[Start of Data listing]
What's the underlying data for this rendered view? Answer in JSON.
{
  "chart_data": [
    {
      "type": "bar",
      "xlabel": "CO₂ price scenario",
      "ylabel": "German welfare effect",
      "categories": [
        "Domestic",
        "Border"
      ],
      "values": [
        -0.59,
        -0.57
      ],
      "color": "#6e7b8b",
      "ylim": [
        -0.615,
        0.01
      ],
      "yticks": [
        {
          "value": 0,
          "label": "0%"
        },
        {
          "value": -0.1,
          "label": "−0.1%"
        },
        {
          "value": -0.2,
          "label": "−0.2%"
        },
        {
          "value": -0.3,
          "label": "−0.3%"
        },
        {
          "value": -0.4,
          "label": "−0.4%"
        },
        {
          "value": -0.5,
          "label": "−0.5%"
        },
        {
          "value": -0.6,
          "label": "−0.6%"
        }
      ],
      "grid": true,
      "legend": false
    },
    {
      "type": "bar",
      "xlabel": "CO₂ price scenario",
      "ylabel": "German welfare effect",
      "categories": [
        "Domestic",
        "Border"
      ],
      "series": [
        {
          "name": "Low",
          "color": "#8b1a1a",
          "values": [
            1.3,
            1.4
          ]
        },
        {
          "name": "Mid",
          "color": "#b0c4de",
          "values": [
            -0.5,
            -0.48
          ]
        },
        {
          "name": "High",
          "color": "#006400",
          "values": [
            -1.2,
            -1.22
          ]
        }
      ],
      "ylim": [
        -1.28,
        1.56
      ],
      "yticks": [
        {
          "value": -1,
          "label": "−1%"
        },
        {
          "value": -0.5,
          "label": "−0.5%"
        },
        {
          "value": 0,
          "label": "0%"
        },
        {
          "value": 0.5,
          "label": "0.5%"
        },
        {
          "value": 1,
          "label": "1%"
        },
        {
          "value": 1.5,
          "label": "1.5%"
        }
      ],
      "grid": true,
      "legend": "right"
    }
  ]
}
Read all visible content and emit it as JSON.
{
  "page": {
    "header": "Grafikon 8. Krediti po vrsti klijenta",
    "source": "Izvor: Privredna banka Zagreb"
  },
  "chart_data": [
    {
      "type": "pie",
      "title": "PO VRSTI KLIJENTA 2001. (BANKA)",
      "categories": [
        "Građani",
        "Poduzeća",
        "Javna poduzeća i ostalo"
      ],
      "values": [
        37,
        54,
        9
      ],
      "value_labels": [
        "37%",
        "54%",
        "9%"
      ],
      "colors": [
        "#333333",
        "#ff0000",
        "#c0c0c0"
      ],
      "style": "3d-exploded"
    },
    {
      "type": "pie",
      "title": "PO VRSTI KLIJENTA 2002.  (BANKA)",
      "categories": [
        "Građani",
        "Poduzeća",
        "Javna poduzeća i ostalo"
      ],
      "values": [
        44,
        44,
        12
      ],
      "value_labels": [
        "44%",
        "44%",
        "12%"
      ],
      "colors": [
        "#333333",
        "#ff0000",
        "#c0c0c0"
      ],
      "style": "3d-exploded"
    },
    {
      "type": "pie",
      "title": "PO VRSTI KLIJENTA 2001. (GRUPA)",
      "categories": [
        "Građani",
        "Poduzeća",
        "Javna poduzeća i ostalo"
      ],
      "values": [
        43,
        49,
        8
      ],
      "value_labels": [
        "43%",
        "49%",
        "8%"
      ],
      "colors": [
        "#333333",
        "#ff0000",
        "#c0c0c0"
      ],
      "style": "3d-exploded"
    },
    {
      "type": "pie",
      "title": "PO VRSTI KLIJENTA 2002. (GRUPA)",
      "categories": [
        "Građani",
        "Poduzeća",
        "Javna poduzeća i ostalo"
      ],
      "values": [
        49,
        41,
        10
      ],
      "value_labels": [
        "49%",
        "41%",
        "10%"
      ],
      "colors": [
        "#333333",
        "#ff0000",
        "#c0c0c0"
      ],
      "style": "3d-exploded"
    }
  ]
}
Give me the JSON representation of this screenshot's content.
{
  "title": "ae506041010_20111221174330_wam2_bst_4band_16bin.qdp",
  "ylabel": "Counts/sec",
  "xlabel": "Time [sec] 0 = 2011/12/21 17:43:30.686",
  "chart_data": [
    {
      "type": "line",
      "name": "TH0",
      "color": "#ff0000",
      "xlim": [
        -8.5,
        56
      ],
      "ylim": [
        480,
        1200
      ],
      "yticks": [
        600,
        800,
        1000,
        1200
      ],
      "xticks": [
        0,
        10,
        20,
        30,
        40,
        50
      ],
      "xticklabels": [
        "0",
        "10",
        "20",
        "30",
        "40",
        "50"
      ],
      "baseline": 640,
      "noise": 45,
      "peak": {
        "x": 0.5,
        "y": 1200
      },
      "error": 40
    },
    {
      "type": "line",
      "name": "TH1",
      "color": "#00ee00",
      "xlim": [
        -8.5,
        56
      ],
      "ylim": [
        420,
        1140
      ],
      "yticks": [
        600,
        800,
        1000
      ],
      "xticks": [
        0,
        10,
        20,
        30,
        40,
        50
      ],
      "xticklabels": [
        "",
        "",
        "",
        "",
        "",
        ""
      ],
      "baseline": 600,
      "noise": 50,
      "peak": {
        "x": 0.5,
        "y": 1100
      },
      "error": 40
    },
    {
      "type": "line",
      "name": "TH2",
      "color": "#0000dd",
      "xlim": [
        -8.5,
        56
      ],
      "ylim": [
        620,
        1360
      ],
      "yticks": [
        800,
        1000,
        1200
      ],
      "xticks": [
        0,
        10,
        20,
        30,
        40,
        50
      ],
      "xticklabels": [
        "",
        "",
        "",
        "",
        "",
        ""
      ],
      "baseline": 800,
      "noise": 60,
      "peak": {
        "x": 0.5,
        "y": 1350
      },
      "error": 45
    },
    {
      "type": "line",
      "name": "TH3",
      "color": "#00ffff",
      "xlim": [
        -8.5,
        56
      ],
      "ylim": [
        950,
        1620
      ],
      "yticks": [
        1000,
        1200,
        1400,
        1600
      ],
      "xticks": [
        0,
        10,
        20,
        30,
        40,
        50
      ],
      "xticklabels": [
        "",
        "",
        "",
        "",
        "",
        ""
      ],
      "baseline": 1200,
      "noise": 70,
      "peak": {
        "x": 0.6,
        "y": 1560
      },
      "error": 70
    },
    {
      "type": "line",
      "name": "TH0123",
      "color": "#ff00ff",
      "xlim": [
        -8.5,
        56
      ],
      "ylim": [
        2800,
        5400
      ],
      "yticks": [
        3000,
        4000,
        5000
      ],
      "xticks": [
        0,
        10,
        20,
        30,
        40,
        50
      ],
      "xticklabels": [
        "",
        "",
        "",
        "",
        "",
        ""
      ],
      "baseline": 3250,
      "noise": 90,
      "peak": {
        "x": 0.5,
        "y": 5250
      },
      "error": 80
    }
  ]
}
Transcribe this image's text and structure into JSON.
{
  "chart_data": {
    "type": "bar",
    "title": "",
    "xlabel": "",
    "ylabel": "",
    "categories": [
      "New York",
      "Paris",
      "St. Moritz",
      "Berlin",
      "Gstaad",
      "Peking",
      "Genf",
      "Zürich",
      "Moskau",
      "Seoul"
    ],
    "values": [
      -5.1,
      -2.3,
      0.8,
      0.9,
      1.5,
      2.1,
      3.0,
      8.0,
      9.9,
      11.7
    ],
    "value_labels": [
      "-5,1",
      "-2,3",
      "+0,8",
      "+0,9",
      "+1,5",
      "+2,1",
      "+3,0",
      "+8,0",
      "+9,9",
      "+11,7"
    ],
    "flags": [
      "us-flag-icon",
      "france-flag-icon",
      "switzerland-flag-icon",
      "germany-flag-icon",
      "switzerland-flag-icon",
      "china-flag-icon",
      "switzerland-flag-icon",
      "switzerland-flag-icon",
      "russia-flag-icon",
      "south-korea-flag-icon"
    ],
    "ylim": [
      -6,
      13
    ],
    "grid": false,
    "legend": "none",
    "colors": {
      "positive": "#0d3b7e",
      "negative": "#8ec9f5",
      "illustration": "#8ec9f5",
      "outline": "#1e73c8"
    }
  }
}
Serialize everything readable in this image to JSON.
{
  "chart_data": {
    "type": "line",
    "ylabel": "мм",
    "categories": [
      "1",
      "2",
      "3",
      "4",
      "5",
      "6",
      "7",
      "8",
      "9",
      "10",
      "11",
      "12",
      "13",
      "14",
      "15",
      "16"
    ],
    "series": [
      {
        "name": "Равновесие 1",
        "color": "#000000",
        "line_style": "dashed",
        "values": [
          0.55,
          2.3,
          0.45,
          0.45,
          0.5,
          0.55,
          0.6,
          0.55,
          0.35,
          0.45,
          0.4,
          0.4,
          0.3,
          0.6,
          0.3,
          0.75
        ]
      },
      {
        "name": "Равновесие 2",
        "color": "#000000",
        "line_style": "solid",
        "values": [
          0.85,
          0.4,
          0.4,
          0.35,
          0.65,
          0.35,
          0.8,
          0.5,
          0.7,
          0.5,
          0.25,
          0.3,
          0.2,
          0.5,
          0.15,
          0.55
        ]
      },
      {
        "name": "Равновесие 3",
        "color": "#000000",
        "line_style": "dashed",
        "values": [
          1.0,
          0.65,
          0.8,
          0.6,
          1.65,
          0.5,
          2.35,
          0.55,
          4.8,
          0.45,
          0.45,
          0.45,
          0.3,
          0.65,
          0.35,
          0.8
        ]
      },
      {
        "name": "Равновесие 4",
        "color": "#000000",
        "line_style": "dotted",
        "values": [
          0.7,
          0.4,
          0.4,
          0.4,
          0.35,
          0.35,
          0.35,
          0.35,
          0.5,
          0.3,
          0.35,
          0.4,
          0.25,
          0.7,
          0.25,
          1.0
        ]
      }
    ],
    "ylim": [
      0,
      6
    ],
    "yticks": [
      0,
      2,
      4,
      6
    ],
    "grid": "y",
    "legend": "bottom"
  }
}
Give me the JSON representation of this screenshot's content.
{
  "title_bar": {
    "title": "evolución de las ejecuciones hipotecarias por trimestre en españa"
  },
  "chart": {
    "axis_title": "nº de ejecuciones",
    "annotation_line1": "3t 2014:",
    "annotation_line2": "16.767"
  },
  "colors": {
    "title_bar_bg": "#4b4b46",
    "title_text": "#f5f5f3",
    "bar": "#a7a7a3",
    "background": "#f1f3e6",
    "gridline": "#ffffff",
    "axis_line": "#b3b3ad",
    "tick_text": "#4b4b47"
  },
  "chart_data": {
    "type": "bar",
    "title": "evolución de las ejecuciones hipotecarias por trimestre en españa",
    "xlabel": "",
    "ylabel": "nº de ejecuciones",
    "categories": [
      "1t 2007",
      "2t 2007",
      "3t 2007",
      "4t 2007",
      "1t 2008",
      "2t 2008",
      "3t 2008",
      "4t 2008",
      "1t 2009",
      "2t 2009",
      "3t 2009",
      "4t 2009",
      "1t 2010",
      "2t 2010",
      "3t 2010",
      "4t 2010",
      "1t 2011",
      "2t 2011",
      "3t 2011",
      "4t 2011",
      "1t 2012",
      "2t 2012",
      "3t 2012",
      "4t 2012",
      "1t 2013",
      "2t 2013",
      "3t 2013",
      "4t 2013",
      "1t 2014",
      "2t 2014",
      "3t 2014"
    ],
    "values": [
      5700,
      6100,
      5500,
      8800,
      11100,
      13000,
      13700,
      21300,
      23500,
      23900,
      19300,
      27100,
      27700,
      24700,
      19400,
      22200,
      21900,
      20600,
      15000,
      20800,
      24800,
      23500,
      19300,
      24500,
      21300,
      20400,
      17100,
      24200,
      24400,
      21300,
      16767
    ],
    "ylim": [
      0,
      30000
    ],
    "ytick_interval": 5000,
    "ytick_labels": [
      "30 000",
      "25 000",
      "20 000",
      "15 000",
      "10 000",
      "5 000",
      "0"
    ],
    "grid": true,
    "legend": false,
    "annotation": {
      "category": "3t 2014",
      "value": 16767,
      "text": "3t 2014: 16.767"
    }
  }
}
[End of Data listing]
- _The problem_
Pull out every line of the records that includes the string "ylabel".

- _Exercise output_
      "ylabel": "German welfare effect",
      "ylabel": "German welfare effect",
  "ylabel": "Counts/sec",
    "ylabel": "",
    "ylabel": "мм",
    "ylabel": "nº de ejecuciones",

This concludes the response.